## Stated goal
Your task is to retype each line of the data below exactly.
## Start Records shown
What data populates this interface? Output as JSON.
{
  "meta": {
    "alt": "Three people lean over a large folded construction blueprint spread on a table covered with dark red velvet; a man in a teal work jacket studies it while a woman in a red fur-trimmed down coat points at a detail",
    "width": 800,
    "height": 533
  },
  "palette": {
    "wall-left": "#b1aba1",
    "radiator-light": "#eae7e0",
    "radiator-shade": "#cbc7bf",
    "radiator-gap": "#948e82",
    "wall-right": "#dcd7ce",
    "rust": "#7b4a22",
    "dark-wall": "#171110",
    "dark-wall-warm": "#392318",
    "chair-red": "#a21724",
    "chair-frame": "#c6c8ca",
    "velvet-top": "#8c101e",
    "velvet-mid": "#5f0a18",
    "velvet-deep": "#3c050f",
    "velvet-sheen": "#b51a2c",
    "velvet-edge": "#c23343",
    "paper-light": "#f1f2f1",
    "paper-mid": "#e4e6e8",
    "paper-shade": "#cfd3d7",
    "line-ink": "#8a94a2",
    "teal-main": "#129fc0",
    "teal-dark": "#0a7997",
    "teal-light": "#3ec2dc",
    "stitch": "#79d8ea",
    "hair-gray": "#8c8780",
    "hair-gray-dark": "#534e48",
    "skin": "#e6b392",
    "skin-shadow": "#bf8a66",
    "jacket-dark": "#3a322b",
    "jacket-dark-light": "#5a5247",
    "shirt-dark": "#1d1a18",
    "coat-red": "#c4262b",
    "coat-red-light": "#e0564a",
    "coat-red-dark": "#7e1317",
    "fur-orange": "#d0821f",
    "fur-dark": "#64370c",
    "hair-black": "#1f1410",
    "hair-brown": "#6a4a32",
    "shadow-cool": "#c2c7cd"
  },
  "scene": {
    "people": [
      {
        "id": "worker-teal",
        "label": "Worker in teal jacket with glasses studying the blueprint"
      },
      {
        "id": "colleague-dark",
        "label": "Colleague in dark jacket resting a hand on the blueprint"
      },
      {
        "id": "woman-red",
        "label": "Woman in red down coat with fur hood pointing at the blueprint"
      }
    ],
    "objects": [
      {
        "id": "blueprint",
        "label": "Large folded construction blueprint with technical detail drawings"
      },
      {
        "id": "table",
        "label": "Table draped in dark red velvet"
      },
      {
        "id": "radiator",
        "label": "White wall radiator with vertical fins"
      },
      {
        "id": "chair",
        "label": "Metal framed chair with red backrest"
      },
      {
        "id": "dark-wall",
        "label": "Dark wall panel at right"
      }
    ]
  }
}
## End Records shown
## Response to this task
What data populates this interface? Output as JSON.
{
  "meta": {
    "alt": "Three people lean over a large folded construction blueprint spread on a table covered with dark red velvet; a man in a teal work jacket studies it while a woman in a red fur-trimmed down coat points at a detail",
    "width": 800,
    "height": 533
  },
  "palette": {
    "wall-left": "#b1aba1",
    "radiator-light": "#eae7e0",
    "radiator-shade": "#cbc7bf",
    "radiator-gap": "#948e82",
    "wall-right": "#dcd7ce",
    "rust": "#7b4a22",
    "dark-wall": "#171110",
    "dark-wall-warm": "#392318",
    "chair-red": "#a21724",
    "chair-frame": "#c6c8ca",
    "velvet-top": "#8c101e",
    "velvet-mid": "#5f0a18",
    "velvet-deep": "#3c050f",
    "velvet-sheen": "#b51a2c",
    "velvet-edge": "#c23343",
    "paper-light": "#f1f2f1",
    "paper-mid": "#e4e6e8",
    "paper-shade": "#cfd3d7",
    "line-ink": "#8a94a2",
    "teal-main": "#129fc0",
    "teal-dark": "#0a7997",
    "teal-light": "#3ec2dc",
    "stitch": "#79d8ea",
    "hair-gray": "#8c8780",
    "hair-gray-dark": "#534e48",
    "skin": "#e6b392",
    "skin-shadow": "#bf8a66",
    "jacket-dark": "#3a322b",
    "jacket-dark-light": "#5a5247",
    "shirt-dark": "#1d1a18",
    "coat-red": "#c4262b",
    "coat-red-light": "#e0564a",
    "coat-red-dark": "#7e1317",
    "fur-orange": "#d0821f",
    "fur-dark": "#64370c",
    "hair-black": "#1f1410",
    "hair-brown": "#6a4a32",
    "shadow-cool": "#c2c7cd"
  },
  "scene": {
    "people": [
      {
        "id": "worker-teal",
        "label": "Worker in teal jacket with glasses studying the blueprint"
      },
      {
        "id": "colleague-dark",
        "label": "Colleague in dark jacket resting a hand on the blueprint"
      },
      {
        "id": "woman-red",
        "label": "Woman in red down coat with fur hood pointing at the blueprint"
      }
    ],
    "objects": [
      {
        "id": "blueprint",
        "label": "Large folded construction blueprint with technical detail drawings"
      },
      {
        "id": "table",
        "label": "Table draped in dark red velvet"
      },
      {
        "id": "radiator",
        "label": "White wall radiator with vertical fins"
      },
      {
        "id": "chair",
        "label": "Metal framed chair with red backrest"
      },
      {
        "id": "dark-wall",
        "label": "Dark wall panel at right"
      }
    ]
  }
}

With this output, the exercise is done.